+++ DATASET EXCERPTS +++
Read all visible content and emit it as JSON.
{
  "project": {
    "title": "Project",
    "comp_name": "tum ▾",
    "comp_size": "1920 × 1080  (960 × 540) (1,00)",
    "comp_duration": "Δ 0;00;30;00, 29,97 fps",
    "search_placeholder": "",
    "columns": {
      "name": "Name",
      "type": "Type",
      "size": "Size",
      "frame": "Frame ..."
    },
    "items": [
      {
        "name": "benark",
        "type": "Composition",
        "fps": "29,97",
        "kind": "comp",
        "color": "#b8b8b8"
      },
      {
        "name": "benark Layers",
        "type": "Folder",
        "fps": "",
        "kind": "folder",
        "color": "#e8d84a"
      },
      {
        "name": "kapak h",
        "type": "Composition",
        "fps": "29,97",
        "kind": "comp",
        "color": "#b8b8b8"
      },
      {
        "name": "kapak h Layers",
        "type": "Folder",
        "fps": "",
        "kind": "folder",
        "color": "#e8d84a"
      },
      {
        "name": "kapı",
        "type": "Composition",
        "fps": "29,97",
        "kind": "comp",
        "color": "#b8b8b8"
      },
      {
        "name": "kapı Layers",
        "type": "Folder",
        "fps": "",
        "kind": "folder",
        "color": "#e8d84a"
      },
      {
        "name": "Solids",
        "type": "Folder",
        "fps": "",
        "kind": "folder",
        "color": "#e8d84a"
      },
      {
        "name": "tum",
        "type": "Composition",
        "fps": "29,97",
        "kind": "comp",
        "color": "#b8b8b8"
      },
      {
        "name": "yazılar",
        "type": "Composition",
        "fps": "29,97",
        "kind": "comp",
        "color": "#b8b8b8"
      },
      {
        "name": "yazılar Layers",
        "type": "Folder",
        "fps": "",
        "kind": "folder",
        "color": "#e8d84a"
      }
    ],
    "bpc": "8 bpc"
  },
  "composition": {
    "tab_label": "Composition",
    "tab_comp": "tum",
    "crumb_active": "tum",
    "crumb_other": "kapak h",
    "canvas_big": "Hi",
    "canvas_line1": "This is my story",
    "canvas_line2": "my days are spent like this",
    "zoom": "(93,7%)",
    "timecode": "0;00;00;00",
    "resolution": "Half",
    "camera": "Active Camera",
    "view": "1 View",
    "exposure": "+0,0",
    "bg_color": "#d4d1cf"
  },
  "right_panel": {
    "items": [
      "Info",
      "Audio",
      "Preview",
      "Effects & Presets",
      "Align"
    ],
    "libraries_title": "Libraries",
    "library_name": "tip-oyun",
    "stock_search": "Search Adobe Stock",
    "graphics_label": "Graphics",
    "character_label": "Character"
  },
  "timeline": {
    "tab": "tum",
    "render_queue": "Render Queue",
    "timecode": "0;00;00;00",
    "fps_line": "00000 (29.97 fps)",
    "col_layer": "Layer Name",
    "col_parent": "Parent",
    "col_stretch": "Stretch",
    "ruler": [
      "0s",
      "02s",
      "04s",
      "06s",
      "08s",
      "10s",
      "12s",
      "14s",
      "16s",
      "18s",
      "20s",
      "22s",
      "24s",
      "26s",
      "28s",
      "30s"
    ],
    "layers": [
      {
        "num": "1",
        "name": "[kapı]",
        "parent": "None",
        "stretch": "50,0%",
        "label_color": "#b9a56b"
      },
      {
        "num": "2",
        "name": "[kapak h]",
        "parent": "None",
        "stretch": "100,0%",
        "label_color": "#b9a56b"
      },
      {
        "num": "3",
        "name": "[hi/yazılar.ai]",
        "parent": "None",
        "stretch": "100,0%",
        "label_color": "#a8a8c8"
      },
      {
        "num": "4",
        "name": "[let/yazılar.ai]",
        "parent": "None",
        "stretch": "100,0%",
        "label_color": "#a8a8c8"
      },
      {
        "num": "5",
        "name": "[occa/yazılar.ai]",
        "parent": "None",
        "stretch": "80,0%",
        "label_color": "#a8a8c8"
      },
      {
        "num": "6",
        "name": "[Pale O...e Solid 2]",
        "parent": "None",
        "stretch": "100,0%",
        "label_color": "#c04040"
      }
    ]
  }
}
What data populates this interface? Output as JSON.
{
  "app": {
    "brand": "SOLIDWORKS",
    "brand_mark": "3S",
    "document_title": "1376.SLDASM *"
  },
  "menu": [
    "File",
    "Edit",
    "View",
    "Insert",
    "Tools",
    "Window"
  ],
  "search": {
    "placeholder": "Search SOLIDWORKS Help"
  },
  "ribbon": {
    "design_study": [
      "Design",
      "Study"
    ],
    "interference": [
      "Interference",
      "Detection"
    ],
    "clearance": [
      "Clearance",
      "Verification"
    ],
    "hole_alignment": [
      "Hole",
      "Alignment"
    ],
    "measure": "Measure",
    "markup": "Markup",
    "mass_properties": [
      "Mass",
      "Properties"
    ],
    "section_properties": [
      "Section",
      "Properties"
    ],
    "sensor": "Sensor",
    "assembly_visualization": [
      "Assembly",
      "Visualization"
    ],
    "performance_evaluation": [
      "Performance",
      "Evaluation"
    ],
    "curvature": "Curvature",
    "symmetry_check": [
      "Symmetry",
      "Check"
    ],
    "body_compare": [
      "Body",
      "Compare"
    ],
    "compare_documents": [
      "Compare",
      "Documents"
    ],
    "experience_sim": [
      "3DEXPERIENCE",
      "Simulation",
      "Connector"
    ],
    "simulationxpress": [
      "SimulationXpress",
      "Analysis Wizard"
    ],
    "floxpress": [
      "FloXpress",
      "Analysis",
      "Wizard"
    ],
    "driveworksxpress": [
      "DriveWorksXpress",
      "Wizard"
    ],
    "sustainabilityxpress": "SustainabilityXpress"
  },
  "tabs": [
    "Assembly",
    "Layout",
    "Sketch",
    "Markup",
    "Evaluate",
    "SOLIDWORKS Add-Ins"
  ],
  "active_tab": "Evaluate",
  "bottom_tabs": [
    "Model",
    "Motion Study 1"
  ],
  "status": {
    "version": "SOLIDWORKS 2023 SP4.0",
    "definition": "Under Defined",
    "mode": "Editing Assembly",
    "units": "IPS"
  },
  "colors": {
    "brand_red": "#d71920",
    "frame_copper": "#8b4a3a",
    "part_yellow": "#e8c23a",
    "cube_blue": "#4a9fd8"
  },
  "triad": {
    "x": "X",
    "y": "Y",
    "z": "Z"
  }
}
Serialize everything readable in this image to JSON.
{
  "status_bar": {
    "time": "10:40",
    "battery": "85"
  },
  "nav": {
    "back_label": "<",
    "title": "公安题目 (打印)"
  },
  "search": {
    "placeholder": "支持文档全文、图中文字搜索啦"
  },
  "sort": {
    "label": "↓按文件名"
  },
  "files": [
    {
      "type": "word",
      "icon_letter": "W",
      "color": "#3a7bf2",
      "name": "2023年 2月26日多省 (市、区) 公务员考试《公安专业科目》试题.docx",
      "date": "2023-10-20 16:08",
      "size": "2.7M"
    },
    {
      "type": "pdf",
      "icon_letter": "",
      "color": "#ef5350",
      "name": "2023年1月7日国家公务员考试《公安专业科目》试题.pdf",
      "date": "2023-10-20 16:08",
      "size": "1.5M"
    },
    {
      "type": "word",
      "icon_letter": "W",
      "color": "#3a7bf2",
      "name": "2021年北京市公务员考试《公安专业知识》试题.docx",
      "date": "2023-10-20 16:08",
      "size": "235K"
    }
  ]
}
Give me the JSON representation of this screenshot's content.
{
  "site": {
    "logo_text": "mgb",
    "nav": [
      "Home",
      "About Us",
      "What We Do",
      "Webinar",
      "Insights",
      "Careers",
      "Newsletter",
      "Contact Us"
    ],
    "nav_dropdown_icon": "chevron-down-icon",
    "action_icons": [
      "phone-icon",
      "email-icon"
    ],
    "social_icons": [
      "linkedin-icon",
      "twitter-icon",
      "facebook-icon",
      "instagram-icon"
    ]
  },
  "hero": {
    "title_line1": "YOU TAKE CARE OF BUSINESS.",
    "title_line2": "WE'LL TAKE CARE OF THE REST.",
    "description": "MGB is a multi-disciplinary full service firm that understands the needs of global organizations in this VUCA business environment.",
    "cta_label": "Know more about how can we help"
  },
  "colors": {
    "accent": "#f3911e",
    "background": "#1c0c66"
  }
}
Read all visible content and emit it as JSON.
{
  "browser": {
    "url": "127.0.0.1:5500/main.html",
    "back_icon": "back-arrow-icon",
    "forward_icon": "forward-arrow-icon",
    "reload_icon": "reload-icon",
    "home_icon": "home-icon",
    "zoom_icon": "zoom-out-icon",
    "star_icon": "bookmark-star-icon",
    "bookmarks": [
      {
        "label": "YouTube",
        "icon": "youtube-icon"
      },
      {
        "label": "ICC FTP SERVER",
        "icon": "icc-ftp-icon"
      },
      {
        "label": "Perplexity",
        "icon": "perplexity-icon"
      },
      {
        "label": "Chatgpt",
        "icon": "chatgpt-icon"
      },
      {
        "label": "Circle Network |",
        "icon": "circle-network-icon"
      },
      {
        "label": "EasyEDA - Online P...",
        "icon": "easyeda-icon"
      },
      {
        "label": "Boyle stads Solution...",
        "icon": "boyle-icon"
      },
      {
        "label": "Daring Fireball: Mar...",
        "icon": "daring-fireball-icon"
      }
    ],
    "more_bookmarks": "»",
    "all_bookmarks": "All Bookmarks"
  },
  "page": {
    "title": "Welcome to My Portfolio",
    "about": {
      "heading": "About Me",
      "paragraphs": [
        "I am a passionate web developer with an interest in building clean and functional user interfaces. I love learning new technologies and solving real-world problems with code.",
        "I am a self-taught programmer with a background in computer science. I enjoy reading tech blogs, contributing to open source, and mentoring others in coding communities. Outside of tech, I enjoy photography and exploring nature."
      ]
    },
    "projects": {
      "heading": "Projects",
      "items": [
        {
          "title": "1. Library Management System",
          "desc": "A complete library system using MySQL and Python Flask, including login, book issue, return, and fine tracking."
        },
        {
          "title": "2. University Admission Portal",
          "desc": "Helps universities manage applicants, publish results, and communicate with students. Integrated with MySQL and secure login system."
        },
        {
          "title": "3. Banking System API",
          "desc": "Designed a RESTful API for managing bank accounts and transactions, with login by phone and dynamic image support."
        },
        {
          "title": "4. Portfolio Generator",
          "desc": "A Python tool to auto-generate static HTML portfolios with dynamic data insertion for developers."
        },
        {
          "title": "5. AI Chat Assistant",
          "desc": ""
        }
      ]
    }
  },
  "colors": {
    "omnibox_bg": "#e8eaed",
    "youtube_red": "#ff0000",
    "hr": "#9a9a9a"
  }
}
+++
**TASK BRIEF**
Every line of the listing that holds "MySQL" should be found and copied.

**ANSWER TO THE EXERCISE**
          "desc": "A complete library system using MySQL and Python Flask, including login, book issue, return, and fine tracking."
          "desc": "Helps universities manage applicants, publish results, and communicate with students. Integrated with MySQL and secure login system."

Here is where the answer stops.